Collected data
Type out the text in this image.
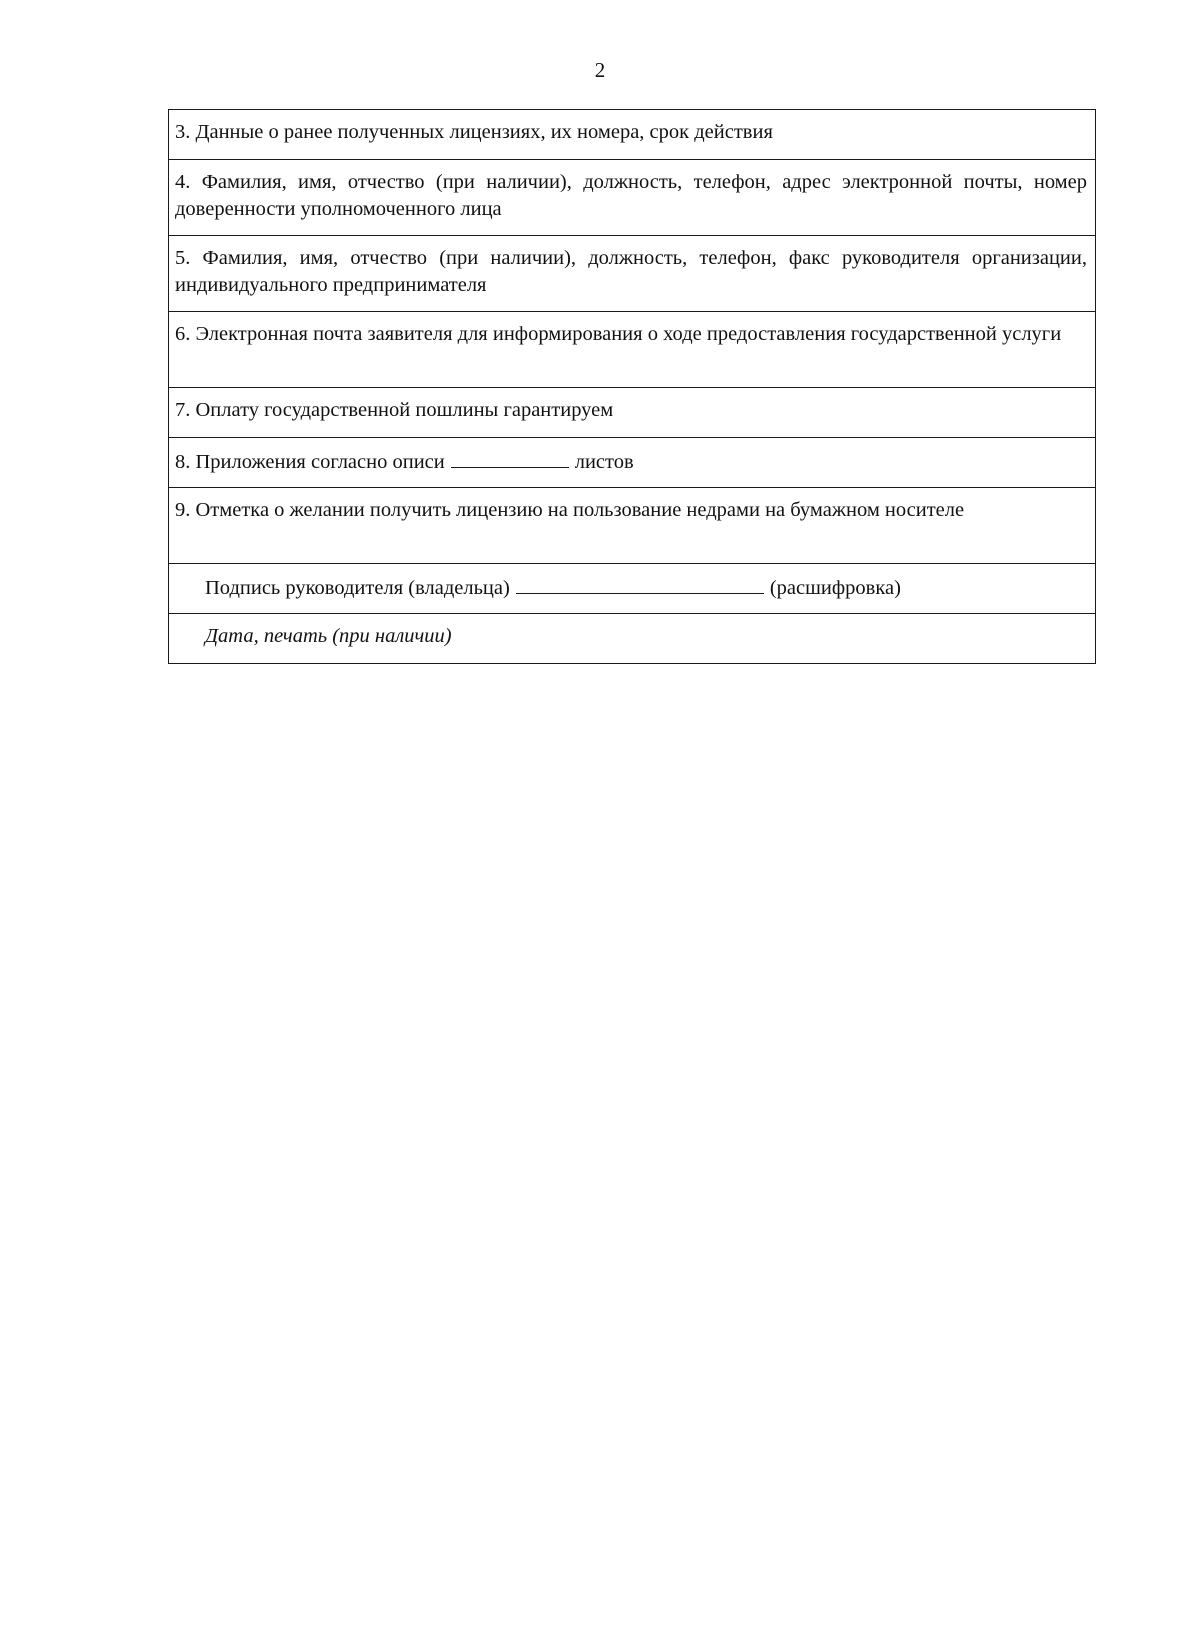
2
3. Данные о ранее полученных лицензиях, их номера, срок действия
4. Фамилия, имя, отчество (при наличии), должность, телефон, адрес электронной почты, номер доверенности уполномоченного лица
5. Фамилия, имя, отчество (при наличии), должность, телефон, факс руководителя организации, индивидуального предпринимателя
6. Электронная почта заявителя для информирования о ходе предоставления государственной услуги
7. Оплату государственной пошлины гарантируем
8. Приложения согласно описи	листов
9. Отметка о желании получить лицензию на пользование недрами на бумажном носителе
Подпись руководителя (владельца)	(расшифровка)
Дата, печать (при наличии)
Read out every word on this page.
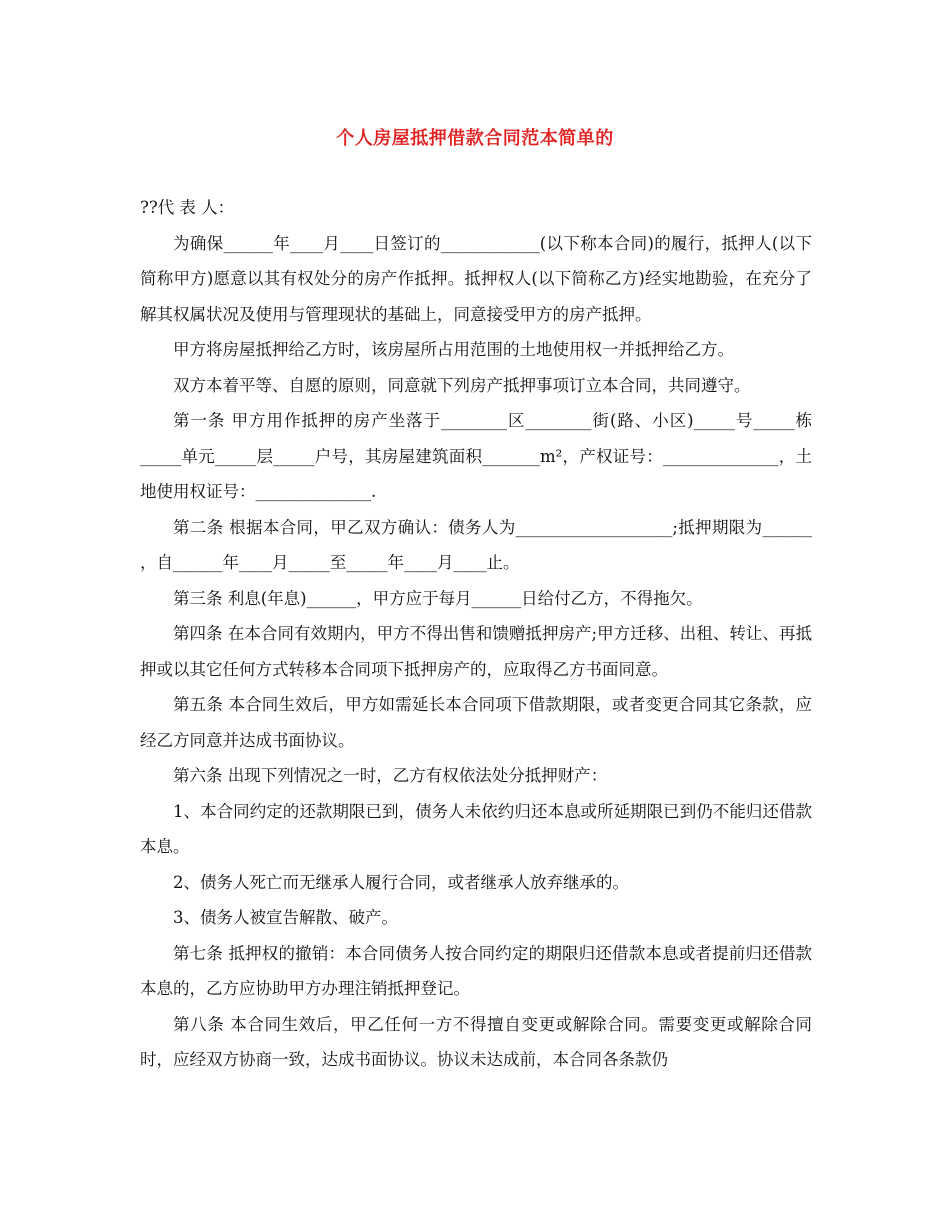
个人房屋抵押借款合同范本简单的

??代 表 人：

为确保______年____月____日签订的____________(以下称本合同)的履行，抵押人(以下简称甲方)愿意以其有权处分的房产作抵押。抵押权人(以下简称乙方)经实地勘验，在充分了解其权属状况及使用与管理现状的基础上，同意接受甲方的房产抵押。

甲方将房屋抵押给乙方时，该房屋所占用范围的土地使用权一并抵押给乙方。

双方本着平等、自愿的原则，同意就下列房产抵押事项订立本合同，共同遵守。

第一条 甲方用作抵押的房产坐落于________区________街(路、小区)_____号_____栋_____单元_____层_____户号，其房屋建筑面积_______m²，产权证号：______________，土地使用权证号：______________.

第二条 根据本合同，甲乙双方确认：债务人为___________________;抵押期限为______ ，自______年____月_____至_____年____月____止。

第三条 利息(年息)______，甲方应于每月______日给付乙方，不得拖欠。

第四条 在本合同有效期内，甲方不得出售和馈赠抵押房产;甲方迁移、出租、转让、再抵押或以其它任何方式转移本合同项下抵押房产的，应取得乙方书面同意。

第五条 本合同生效后，甲方如需延长本合同项下借款期限，或者变更合同其它条款，应经乙方同意并达成书面协议。

第六条 出现下列情况之一时，乙方有权依法处分抵押财产：

1、本合同约定的还款期限已到，债务人未依约归还本息或所延期限已到仍不能归还借款本息。

2、债务人死亡而无继承人履行合同，或者继承人放弃继承的。

3、债务人被宣告解散、破产。

第七条 抵押权的撤销：本合同债务人按合同约定的期限归还借款本息或者提前归还借款本息的，乙方应协助甲方办理注销抵押登记。

第八条 本合同生效后，甲乙任何一方不得擅自变更或解除合同。需要变更或解除合同时，应经双方协商一致，达成书面协议。协议未达成前，本合同各条款仍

Work instructions
From the listing above, find the number of lines with the word "本合同生效后" in them. Answer with the number only.

Reply to the task
2